Extract every line below that contains the word "период".

SOURCE MATERIAL:
┄┄┄┄┄┄┄┄┄┄┄┄┄┄┄┄┄┄┄┄

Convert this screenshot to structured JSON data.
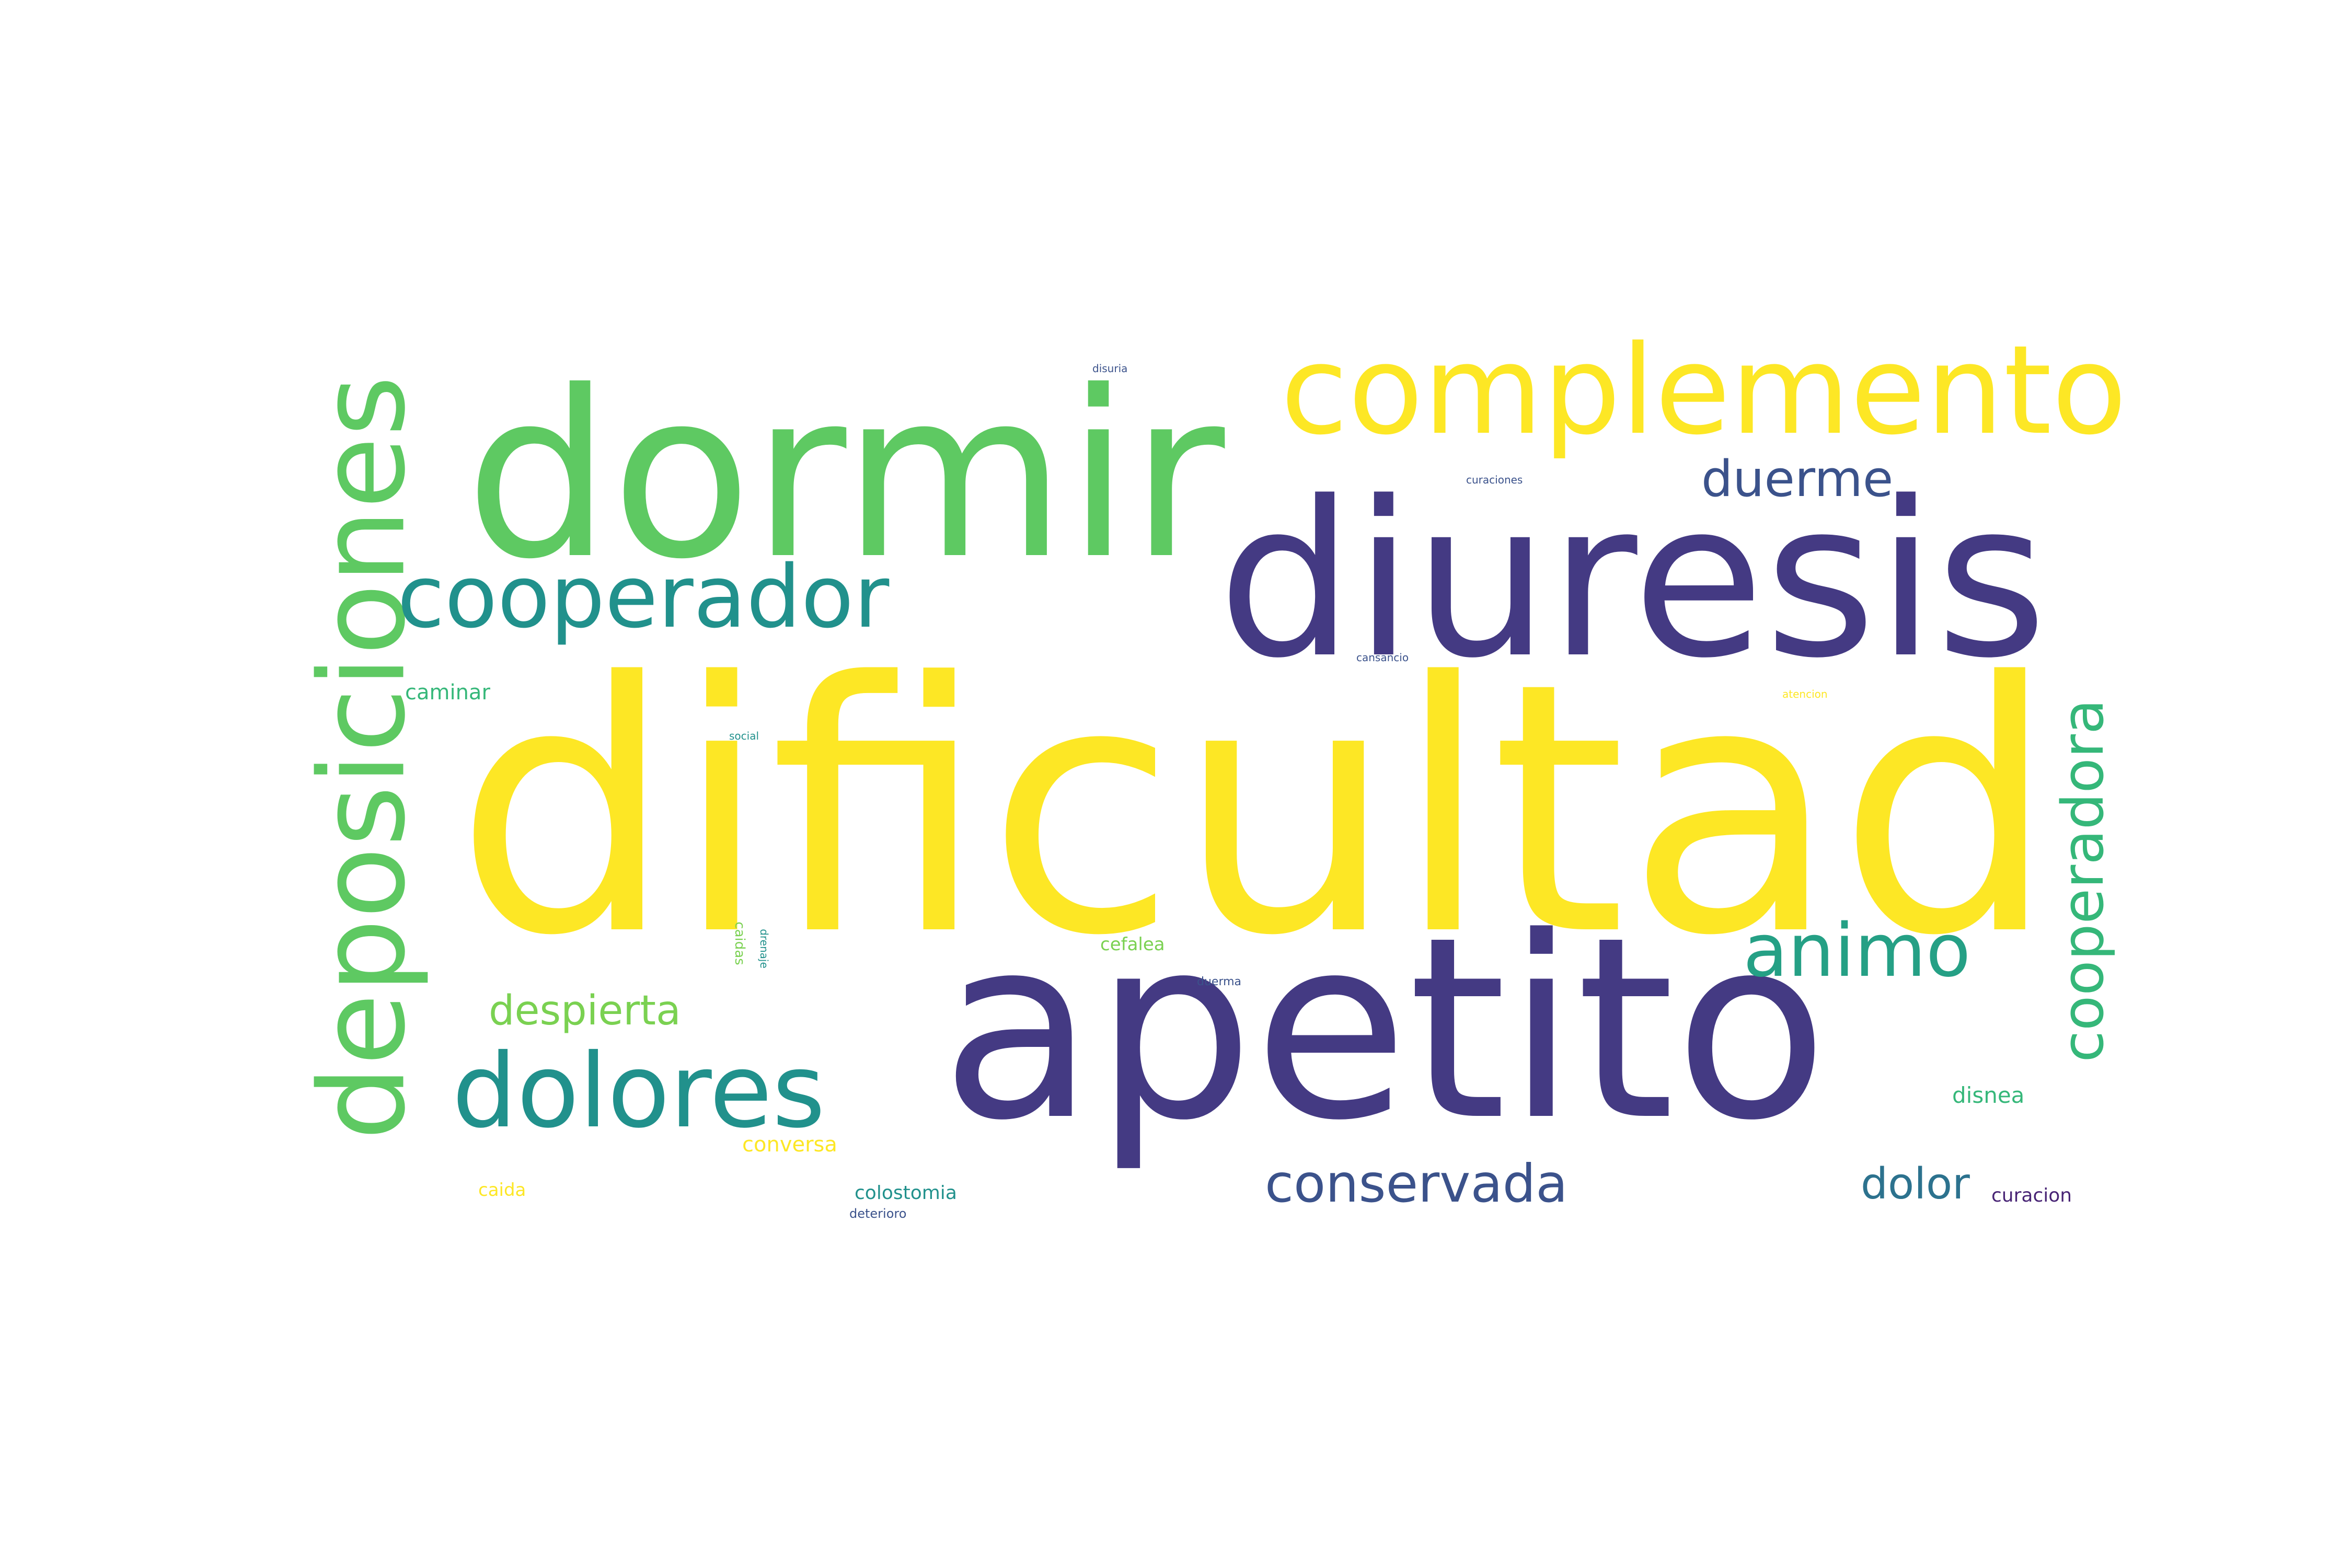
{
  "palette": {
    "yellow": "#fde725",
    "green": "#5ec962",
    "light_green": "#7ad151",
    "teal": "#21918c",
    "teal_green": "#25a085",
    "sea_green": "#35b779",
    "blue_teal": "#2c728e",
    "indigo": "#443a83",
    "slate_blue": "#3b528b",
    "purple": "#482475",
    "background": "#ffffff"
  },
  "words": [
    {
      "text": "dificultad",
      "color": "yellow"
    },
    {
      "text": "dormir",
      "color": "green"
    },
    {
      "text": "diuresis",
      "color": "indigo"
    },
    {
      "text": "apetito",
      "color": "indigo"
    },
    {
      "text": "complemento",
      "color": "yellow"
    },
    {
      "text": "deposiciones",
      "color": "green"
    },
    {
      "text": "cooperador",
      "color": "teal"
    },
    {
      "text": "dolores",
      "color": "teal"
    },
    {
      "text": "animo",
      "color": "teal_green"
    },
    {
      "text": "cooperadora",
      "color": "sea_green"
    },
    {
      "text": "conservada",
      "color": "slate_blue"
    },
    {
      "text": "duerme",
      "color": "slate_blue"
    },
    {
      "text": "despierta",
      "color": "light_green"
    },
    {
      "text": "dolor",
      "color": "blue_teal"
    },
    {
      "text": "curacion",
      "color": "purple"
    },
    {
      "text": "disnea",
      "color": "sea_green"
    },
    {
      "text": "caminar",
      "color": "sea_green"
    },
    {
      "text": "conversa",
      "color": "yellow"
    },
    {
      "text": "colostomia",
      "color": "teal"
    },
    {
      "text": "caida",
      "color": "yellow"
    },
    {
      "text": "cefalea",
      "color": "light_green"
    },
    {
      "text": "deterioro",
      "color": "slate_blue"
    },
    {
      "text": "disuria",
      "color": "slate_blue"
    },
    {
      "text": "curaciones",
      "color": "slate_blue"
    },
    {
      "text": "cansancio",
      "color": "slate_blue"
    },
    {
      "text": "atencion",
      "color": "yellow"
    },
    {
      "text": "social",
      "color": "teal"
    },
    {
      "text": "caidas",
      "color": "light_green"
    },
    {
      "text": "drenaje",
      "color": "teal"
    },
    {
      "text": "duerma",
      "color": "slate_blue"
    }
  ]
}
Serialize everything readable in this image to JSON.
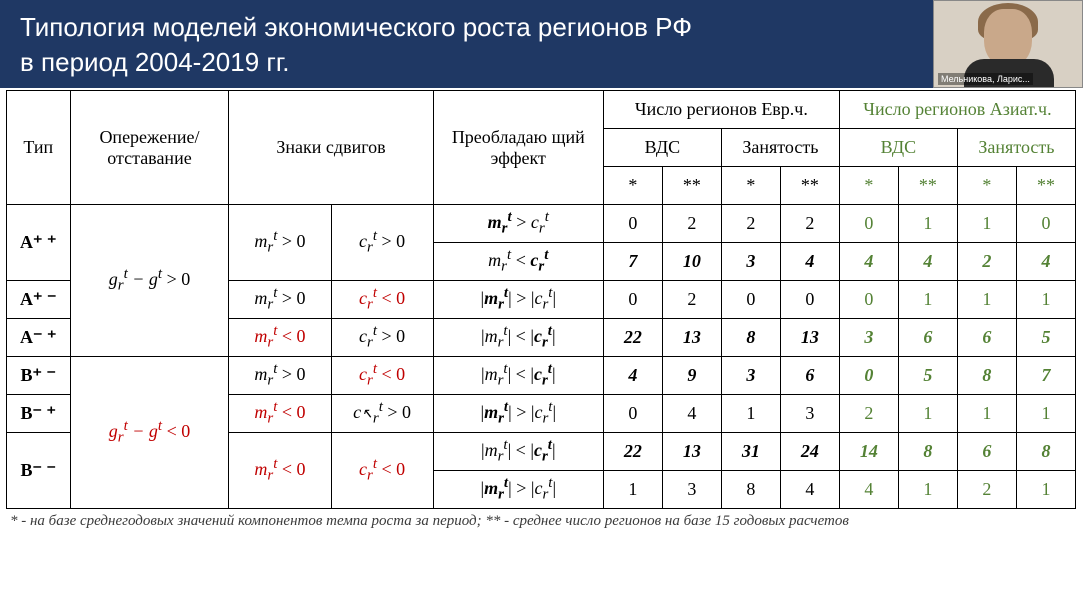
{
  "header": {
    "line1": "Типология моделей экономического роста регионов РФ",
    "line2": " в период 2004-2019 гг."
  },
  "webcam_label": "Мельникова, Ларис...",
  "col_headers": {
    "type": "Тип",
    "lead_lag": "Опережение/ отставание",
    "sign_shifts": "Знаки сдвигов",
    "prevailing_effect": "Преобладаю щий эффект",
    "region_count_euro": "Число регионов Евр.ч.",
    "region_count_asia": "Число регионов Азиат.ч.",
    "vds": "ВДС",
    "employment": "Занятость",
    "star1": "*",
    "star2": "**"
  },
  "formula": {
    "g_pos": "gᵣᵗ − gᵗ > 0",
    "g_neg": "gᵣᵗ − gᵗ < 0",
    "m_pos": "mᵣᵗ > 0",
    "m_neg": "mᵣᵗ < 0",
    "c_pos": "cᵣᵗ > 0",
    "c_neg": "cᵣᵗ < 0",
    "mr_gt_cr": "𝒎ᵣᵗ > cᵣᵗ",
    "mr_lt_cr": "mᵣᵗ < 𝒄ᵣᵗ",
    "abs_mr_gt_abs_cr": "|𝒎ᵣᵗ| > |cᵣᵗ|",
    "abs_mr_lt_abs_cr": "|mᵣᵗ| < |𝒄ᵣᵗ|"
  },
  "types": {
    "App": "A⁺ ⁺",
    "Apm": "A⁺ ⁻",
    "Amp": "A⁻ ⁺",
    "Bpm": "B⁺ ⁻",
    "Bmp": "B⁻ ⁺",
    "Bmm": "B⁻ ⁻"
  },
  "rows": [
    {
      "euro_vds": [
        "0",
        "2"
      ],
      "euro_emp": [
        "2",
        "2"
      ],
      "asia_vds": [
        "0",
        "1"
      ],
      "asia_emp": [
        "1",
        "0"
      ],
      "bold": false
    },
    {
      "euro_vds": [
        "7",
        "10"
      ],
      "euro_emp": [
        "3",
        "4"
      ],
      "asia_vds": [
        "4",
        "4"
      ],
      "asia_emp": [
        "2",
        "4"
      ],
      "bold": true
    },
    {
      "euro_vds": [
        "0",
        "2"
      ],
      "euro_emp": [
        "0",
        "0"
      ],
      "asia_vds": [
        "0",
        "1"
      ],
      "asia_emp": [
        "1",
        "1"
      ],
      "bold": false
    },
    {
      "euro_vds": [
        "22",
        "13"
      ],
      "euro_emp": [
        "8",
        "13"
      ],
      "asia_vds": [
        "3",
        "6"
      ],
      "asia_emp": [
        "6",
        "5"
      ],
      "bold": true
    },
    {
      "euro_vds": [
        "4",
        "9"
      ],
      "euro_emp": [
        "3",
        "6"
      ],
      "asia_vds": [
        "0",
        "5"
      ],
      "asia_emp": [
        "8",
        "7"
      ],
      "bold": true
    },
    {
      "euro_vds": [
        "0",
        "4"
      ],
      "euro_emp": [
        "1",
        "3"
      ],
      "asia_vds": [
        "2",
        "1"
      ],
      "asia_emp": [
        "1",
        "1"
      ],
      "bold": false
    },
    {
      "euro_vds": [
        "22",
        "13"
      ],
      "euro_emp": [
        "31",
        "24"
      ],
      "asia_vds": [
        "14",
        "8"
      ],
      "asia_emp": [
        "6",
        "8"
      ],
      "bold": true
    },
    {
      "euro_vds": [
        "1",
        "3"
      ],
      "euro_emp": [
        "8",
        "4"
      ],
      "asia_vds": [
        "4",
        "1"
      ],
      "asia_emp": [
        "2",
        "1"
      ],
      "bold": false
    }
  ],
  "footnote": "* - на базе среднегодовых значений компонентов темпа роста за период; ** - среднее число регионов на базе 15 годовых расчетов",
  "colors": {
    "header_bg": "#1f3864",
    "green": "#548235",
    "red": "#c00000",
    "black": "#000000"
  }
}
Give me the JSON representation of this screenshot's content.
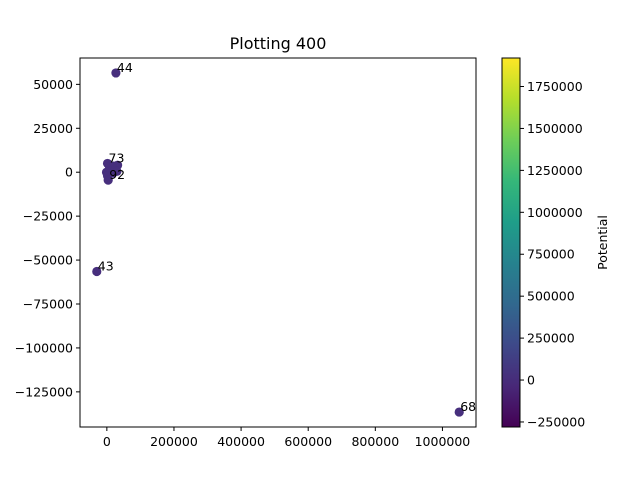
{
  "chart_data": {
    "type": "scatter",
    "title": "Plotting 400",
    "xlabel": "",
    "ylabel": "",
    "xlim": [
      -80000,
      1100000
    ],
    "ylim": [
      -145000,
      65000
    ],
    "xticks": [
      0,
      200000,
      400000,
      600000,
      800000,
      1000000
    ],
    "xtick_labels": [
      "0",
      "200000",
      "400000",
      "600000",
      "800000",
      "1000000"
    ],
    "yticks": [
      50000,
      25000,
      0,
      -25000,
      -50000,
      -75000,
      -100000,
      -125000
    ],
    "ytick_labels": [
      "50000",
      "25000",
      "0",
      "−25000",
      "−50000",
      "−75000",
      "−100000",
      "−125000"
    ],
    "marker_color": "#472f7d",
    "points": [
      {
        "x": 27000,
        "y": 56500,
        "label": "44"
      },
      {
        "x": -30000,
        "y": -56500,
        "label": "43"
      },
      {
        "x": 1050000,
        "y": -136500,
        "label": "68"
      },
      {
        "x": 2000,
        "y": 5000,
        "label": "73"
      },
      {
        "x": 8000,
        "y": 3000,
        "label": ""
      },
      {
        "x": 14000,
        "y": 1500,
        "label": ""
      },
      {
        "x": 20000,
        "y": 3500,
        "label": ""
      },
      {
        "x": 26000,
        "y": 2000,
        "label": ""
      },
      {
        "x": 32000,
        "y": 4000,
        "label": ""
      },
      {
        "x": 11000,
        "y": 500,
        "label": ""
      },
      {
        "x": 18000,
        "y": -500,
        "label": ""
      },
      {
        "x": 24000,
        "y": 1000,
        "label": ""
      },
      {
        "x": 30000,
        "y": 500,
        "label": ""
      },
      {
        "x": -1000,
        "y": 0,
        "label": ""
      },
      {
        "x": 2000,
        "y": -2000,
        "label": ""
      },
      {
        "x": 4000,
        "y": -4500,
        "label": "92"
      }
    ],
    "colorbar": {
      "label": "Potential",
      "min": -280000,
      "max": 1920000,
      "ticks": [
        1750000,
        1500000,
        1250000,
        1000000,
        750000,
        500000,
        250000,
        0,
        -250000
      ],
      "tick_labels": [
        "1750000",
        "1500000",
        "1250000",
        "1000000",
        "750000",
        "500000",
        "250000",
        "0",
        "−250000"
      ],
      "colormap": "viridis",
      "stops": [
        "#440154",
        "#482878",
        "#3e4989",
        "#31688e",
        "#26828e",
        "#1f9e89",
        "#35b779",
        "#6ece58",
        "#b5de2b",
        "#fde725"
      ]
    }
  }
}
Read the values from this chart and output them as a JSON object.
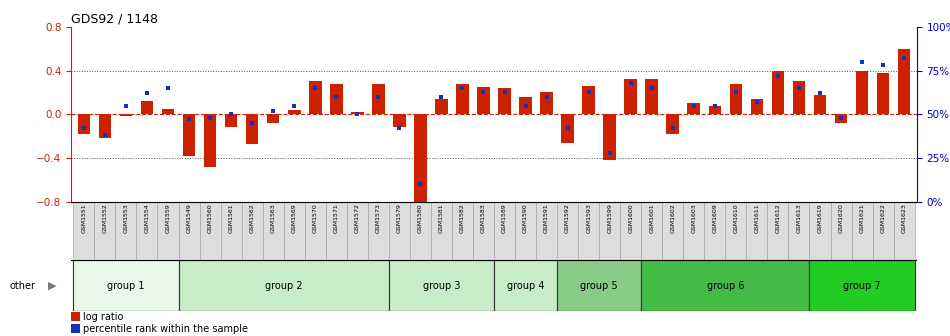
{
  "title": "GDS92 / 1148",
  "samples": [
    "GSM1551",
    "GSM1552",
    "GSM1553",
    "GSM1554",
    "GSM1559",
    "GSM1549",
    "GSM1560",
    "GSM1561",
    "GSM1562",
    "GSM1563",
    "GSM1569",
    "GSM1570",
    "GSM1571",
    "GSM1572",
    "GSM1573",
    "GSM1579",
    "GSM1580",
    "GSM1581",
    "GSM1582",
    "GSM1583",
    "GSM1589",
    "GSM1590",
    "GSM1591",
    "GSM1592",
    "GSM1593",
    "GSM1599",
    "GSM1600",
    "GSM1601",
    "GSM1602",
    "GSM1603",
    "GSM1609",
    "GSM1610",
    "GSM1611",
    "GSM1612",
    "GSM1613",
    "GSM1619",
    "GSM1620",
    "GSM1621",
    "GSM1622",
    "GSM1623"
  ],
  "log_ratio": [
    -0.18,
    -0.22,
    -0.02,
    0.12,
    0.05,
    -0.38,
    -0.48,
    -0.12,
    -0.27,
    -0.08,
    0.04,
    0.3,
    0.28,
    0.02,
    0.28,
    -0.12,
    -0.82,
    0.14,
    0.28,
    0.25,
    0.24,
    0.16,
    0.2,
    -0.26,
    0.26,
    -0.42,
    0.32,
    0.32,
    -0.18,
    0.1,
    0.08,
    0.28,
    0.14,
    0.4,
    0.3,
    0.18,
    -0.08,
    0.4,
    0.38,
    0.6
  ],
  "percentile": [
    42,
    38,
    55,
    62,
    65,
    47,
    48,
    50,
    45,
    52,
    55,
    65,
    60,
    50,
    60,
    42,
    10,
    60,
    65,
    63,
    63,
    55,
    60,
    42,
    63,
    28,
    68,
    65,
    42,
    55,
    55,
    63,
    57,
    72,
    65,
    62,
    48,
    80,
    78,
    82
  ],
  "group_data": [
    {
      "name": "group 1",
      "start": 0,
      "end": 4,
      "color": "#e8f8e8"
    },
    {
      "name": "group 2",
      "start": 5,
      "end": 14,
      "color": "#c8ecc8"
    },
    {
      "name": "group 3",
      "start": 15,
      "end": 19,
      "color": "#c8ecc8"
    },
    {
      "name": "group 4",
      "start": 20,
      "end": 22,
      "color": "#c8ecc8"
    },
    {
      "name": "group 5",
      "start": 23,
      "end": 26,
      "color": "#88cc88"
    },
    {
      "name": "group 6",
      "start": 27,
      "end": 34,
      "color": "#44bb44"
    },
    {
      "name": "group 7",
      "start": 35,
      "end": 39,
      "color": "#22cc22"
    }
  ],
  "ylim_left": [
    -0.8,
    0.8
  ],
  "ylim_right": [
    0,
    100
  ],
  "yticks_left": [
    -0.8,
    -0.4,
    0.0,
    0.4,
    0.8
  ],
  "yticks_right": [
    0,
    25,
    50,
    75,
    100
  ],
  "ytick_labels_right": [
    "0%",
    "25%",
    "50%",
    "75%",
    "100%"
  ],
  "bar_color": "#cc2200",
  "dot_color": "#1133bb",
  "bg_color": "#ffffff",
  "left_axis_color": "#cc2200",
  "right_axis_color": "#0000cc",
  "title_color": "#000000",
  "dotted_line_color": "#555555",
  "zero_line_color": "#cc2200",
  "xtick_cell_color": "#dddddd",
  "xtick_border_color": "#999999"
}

┄┄┄┄┄┄┄┄┄┄┄┄┄┄┄┄┄┄┄┄

ANSWER TO THE EXERCISE:
    "line2": " в период 2004-2019 гг."
  "footnote": "* - на базе среднегодовых значений компонентов темпа роста за период; ** - среднее число регионов на базе 15 годовых расчетов",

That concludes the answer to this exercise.